──────── Data for this task ────────

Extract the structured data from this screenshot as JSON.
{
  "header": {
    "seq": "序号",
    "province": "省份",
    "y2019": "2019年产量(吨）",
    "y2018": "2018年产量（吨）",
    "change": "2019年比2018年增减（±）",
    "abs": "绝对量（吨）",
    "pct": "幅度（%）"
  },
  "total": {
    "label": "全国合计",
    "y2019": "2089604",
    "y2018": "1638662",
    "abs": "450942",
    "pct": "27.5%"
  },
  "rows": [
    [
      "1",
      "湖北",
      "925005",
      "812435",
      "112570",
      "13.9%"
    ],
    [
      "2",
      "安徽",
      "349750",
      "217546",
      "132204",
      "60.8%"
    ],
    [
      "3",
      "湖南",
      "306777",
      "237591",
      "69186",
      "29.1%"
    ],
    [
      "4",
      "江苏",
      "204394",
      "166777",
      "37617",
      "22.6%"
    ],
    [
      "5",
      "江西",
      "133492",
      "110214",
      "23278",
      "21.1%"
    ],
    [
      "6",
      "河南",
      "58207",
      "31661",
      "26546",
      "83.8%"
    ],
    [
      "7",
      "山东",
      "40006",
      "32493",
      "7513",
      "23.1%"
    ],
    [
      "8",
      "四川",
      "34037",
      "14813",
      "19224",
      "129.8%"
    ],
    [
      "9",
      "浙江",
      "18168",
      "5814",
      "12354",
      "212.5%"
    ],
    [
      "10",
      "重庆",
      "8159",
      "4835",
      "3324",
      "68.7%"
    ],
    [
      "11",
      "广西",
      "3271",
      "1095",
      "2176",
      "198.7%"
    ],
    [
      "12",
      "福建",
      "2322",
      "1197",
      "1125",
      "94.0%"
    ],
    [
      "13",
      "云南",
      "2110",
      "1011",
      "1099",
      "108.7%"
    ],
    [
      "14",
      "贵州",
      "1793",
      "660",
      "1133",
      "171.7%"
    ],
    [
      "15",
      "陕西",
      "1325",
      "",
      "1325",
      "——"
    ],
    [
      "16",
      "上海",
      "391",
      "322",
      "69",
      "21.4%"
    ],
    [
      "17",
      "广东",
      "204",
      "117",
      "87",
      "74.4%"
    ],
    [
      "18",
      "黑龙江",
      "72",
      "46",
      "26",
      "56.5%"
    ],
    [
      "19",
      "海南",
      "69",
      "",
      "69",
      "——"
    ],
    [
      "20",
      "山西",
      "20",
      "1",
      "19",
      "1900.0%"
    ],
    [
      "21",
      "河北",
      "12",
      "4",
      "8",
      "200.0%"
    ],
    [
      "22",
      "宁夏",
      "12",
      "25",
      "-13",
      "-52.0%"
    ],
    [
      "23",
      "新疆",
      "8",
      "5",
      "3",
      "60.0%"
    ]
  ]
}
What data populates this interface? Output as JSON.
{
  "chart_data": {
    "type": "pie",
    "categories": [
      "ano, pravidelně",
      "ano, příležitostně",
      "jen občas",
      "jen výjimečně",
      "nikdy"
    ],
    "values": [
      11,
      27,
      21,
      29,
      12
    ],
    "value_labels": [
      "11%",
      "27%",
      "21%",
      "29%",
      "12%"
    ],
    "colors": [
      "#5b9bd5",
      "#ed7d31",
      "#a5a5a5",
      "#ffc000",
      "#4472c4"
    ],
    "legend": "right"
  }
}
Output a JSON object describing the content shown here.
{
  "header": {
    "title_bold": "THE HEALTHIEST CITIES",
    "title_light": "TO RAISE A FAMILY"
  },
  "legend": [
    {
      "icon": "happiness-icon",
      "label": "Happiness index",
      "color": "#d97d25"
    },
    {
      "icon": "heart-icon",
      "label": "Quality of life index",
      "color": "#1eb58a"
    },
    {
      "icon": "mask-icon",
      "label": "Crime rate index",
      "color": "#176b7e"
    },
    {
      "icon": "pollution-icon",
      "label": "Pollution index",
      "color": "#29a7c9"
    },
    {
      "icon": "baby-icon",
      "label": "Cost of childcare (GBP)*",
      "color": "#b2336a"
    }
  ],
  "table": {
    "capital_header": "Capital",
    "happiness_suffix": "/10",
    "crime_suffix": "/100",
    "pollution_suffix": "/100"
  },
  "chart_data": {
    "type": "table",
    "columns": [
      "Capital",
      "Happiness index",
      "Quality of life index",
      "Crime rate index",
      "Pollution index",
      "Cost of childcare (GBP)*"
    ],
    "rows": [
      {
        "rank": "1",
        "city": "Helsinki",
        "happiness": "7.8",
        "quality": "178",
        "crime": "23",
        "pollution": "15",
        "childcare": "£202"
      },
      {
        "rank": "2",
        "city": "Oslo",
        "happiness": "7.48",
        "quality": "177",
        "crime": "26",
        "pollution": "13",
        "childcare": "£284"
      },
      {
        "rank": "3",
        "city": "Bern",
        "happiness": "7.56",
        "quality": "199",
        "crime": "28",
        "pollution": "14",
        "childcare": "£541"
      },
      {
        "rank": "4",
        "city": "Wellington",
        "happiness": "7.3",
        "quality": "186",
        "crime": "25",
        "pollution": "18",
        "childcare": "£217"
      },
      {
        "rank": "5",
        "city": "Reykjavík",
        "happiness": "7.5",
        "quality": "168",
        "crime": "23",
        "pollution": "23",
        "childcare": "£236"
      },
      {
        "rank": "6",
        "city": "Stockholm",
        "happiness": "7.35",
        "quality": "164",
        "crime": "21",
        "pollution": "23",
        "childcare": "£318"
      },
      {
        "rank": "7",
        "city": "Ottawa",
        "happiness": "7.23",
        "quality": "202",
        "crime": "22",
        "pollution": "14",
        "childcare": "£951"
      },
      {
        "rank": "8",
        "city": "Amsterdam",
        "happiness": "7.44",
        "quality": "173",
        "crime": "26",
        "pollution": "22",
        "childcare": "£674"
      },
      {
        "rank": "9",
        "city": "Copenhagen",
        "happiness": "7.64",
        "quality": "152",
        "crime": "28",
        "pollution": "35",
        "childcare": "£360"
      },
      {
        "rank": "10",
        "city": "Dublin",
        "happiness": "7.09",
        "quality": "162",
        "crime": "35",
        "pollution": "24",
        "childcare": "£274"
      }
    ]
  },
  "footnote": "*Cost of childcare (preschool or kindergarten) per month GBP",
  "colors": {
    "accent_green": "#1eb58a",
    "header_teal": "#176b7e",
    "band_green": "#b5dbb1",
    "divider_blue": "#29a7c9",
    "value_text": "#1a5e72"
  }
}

────────

**Given exercise:** Find the lines holding "icon" and list every one.

**Expected output:**
      "icon": "happiness-icon",
      "icon": "heart-icon",
      "icon": "mask-icon",
      "icon": "pollution-icon",
      "icon": "baby-icon",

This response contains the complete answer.